━━━━━ Data provided ━━━━━

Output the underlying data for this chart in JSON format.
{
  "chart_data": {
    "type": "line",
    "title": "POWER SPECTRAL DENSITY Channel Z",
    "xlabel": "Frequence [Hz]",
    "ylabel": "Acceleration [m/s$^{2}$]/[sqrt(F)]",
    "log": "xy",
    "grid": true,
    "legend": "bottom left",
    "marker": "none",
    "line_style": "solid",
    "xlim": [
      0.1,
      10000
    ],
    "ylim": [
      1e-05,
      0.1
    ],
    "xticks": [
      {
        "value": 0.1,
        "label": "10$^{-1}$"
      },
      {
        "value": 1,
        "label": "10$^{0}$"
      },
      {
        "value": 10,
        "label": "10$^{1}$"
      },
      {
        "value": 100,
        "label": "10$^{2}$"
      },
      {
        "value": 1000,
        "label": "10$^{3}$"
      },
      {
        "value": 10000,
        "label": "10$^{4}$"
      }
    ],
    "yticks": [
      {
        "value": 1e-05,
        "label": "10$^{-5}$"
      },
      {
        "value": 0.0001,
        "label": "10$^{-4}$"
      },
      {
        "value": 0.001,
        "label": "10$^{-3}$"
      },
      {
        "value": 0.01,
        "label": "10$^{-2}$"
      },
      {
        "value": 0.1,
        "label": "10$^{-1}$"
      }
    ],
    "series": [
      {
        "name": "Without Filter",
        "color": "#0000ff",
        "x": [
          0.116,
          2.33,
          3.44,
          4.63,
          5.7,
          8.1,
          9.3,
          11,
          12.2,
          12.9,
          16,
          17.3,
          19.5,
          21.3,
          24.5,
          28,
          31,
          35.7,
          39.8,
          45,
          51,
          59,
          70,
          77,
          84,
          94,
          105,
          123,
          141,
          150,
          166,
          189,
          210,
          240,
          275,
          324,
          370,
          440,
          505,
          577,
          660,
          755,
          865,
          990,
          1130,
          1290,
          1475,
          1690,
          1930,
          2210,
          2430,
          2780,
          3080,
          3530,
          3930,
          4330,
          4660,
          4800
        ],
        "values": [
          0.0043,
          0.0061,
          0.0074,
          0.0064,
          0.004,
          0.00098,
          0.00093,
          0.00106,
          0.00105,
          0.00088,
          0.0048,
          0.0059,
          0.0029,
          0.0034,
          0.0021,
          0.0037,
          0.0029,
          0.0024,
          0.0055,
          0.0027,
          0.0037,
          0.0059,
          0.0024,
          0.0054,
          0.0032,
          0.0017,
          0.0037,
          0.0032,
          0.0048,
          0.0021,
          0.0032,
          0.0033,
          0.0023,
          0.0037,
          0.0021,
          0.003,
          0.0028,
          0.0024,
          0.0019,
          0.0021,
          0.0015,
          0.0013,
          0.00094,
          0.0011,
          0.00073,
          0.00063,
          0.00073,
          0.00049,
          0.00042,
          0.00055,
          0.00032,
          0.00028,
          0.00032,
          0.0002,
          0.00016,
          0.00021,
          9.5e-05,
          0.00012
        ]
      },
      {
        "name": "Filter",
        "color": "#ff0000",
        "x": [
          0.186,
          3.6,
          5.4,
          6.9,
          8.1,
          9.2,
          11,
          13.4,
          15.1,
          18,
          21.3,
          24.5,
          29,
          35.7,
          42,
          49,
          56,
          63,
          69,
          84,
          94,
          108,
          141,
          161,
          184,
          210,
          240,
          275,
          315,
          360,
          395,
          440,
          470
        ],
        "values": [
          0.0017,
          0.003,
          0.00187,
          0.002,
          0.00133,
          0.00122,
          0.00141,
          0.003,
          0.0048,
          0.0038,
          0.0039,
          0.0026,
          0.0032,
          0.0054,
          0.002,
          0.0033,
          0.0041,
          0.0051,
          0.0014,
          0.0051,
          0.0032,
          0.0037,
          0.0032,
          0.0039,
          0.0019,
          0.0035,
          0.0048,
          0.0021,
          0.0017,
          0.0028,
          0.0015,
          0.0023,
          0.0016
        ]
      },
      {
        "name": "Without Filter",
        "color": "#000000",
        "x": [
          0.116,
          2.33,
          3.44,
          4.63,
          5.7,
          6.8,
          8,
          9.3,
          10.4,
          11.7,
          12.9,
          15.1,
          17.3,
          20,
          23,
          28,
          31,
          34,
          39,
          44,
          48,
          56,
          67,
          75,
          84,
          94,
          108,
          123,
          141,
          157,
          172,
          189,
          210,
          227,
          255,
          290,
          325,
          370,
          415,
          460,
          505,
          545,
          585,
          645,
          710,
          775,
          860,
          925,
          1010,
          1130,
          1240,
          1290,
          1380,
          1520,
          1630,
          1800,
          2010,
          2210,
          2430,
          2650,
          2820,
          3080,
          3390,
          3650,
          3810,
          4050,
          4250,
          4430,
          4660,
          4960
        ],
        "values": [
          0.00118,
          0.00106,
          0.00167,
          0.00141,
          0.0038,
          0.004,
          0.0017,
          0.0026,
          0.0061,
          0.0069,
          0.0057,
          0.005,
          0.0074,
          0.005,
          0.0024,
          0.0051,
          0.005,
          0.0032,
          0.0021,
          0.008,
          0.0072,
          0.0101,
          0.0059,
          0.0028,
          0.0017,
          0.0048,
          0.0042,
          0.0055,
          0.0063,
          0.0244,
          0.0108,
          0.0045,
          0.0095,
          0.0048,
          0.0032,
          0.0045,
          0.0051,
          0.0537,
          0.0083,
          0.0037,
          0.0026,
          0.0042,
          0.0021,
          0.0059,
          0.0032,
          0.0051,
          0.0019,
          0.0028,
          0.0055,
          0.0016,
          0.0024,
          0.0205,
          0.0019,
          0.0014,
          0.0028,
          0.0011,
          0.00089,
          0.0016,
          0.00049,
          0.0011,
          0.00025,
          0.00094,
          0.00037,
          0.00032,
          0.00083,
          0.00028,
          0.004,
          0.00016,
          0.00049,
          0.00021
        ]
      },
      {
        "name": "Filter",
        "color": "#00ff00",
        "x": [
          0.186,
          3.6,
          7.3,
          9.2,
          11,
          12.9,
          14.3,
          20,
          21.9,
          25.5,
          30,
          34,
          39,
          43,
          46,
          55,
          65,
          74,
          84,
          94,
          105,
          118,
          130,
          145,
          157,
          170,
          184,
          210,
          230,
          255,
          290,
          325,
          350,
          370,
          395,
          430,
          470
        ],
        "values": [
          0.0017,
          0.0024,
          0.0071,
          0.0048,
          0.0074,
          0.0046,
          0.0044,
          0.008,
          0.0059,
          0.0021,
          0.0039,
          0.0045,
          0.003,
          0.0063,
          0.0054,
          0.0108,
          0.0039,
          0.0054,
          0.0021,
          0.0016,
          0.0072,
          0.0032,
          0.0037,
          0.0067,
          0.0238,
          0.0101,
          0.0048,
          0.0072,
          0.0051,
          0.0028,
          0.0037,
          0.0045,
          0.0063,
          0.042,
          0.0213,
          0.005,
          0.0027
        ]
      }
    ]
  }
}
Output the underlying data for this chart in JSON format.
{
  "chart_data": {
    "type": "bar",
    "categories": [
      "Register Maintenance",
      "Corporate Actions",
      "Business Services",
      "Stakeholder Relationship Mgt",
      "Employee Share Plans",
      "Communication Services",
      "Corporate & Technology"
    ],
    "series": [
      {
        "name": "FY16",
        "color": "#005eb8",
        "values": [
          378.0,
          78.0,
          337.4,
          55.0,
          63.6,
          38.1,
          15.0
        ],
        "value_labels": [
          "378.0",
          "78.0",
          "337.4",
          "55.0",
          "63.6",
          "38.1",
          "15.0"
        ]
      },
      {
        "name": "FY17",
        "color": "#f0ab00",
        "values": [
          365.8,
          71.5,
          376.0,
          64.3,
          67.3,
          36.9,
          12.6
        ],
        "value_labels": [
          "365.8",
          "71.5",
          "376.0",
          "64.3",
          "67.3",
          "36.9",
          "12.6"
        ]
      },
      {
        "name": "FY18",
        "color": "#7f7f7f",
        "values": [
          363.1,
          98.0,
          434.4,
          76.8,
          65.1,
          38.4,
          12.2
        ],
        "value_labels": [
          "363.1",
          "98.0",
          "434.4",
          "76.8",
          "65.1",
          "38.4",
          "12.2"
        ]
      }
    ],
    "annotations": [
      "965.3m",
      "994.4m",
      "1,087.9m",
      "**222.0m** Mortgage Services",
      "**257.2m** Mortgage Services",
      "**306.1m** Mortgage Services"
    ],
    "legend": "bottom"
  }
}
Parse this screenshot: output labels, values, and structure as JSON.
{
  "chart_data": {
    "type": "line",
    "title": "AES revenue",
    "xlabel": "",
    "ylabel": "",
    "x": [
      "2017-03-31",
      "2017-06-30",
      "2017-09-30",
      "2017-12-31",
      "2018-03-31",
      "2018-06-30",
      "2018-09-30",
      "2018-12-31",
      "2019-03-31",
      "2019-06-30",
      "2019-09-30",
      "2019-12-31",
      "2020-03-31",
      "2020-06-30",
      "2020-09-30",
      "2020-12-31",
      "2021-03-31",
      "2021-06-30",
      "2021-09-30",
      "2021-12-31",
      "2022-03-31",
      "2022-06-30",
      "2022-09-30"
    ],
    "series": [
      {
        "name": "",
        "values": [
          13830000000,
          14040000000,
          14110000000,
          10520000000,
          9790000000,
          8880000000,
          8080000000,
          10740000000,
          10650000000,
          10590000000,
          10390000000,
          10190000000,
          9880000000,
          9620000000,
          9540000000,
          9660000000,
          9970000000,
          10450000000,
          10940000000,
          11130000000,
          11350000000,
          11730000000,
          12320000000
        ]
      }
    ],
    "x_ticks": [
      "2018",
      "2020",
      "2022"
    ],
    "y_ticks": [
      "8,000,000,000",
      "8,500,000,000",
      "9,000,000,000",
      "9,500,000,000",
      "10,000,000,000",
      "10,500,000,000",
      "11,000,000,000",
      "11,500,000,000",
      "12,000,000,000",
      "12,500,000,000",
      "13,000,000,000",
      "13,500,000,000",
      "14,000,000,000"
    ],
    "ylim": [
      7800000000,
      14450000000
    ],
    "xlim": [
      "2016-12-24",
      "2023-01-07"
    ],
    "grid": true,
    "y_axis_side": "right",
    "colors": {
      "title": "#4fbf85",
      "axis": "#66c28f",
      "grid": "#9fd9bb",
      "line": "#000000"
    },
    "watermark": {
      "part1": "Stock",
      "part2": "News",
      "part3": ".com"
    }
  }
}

━━━━━

Problem to work on: Review the preceding data and report every line that includes the string "ylabel".

The response:
    "ylabel": "Acceleration [m/s$^{2}$]/[sqrt(F)]",
    "ylabel": "",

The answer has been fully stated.